TEXTO:
▼▼▼

Decía Juan José Arreola (21 de septiembre de 1918, Zapotlán, el Grande, Jalisco): “El arte de escribir consiste en violentar las palabras, ponerlas en predicamento para que expresen más de lo que expresan”, y ¡vaya que Arreola sabía sacar partido a la elocuencia verbal, escrita y de palabra!
Era un juguetón de la facundia, experto dicharachero, sabía hilar e hilvanar palabras con sentido, juguetonamente, de un ir y venir del verbo, del sujeto y del predicado, retruécanos (figura retórica de construcción que consiste en la contraposición de dos frases formadas por las mismas palabras con el orden invertido en una de ellas, con el fin de que presenten un significado contradictorio o antitético, si Wikipedia no se equivoca) labioso sin fin, ¡ah cómo he disfrutado a Arreola!, el de la escritura breve pero deslumbrante, el de la televisión de mis mocedades, también deslumbrante, brillante, elocuente, sagaz, atrevido, poco conciso, admirablemente imprudente, simpático, figurín, excéntrico, histriónico, teatrero, e irreprimible de la palabra, un artista de la escritura con el que me deleite de veras.

▲▲▲

Filas de un conjunto de datos de maquetación:
▼▼▼

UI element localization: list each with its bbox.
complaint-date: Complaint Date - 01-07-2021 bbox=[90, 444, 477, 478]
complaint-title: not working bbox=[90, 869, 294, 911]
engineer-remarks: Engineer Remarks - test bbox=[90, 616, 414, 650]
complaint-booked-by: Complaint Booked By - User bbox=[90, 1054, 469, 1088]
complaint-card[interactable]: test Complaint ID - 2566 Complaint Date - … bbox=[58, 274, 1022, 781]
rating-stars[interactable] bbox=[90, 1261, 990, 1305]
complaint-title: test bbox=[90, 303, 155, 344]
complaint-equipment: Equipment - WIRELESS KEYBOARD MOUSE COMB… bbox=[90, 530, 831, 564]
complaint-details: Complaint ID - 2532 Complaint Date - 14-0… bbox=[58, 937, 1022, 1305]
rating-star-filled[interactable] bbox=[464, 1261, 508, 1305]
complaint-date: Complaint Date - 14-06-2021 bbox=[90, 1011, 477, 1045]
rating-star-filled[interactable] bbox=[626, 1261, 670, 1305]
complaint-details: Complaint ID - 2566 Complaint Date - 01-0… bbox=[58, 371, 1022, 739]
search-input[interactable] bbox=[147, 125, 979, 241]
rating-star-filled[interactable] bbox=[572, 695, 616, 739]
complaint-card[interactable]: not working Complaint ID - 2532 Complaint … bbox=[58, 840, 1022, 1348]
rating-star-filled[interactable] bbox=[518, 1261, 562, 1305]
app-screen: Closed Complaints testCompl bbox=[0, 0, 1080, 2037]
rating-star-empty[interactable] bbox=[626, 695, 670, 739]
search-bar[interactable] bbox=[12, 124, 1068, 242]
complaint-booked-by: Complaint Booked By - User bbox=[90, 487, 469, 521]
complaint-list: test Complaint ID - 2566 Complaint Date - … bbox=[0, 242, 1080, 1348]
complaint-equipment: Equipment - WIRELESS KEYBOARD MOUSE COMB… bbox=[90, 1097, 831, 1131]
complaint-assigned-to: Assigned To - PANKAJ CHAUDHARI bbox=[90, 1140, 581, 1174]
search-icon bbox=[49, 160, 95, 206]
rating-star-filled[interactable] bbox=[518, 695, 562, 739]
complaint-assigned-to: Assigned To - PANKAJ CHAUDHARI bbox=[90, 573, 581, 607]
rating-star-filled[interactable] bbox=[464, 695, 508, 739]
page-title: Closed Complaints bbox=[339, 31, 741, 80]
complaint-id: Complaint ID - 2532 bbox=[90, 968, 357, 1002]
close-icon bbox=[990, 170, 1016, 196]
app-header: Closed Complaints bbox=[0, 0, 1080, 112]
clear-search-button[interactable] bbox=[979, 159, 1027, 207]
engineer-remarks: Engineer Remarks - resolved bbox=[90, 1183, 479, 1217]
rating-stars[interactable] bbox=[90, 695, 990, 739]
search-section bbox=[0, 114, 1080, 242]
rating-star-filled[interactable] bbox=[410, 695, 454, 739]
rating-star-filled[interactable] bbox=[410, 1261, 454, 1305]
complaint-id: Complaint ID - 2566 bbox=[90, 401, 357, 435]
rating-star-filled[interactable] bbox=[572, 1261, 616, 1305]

▲▲▲

TAREA 1:
Transcribe literalmente el fragmento del texto sobre Arreola que comienza en las palabras "Era un juguetón" y termina después de "deleite de veras.".
TAREA 2:
Reescribe las filas desde su comienzo hasta la línea que contiene "engineer-remarks: Engineer Remarks - test", incluida esta, sustituyendo "not working" por "out of order" y dejando todo lo demás sin cambios.

SOLUCIÓN COMPLETA 1:
Era un juguetón de la facundia, experto dicharachero, sabía hilar e hilvanar palabras con sentido, juguetonamente, de un ir y venir del verbo, del sujeto y del predicado, retruécanos (figura retórica de construcción que consiste en la contraposición de dos frases formadas por las mismas palabras con el orden invertido en una de ellas, con el fin de que presenten un significado contradictorio o antitético, si Wikipedia no se equivoca) labioso sin fin, ¡ah cómo he disfrutado a Arreola!, el de la escritura breve pero deslumbrante, el de la televisión de mis mocedades, también deslumbrante, brillante, elocuente, sagaz, atrevido, poco conciso, admirablemente imprudente, simpático, figurín, excéntrico, histriónico, teatrero, e irreprimible de la palabra, un artista de la escritura con el que me deleite de veras.

SOLUCIÓN COMPLETA 2:
UI element localization: list each with its bbox.
complaint-date: Complaint Date - 01-07-2021 bbox=[90, 444, 477, 478]
complaint-title: out of order bbox=[90, 869, 294, 911]
engineer-remarks: Engineer Remarks - test bbox=[90, 616, 414, 650]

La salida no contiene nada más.